▸ **ROWS**
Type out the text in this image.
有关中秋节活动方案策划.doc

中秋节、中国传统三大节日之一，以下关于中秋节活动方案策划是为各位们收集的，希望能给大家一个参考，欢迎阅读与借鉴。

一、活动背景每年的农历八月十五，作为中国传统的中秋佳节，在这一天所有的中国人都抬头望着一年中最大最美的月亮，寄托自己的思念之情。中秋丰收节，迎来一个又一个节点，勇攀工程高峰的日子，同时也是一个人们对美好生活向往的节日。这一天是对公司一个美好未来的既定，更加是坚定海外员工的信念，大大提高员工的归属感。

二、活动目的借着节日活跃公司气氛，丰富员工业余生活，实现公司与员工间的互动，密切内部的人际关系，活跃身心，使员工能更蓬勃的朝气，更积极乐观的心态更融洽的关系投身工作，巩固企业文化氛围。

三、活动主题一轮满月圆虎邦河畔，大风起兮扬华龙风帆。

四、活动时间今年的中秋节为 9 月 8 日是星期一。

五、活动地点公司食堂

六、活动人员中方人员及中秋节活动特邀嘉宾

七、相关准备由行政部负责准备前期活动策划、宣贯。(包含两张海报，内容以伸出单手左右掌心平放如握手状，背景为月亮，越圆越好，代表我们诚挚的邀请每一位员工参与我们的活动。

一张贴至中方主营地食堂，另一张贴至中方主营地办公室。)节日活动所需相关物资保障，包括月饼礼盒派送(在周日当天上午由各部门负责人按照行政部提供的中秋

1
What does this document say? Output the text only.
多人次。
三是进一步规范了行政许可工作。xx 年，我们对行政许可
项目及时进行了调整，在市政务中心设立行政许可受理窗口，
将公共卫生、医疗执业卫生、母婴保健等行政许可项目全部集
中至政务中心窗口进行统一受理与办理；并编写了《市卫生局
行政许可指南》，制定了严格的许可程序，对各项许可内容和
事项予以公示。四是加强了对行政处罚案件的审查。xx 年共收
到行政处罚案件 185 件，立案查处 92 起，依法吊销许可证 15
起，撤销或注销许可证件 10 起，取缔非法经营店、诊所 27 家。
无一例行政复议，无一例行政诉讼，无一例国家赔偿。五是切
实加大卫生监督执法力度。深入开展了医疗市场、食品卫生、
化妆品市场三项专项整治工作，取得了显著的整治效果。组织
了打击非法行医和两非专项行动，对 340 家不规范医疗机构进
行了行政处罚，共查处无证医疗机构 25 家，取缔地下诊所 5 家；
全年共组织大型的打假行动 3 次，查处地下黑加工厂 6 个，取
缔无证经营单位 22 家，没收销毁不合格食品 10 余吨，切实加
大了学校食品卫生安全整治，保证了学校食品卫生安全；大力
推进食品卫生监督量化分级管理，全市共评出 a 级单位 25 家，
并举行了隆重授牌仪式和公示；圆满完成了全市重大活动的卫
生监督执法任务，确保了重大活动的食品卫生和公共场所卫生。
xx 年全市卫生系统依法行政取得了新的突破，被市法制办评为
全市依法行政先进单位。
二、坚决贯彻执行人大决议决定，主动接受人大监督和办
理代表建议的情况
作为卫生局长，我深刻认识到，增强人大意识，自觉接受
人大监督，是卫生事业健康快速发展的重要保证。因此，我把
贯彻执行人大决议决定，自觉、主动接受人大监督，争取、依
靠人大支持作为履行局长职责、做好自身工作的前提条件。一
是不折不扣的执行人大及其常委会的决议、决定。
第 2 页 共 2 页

▸ **EXERCISE PROMPT**
Show the lines of the records that contain the word "this".

▸ **FULL ANSWER**
Type out the text in this image.
What does this document say? Output the text only.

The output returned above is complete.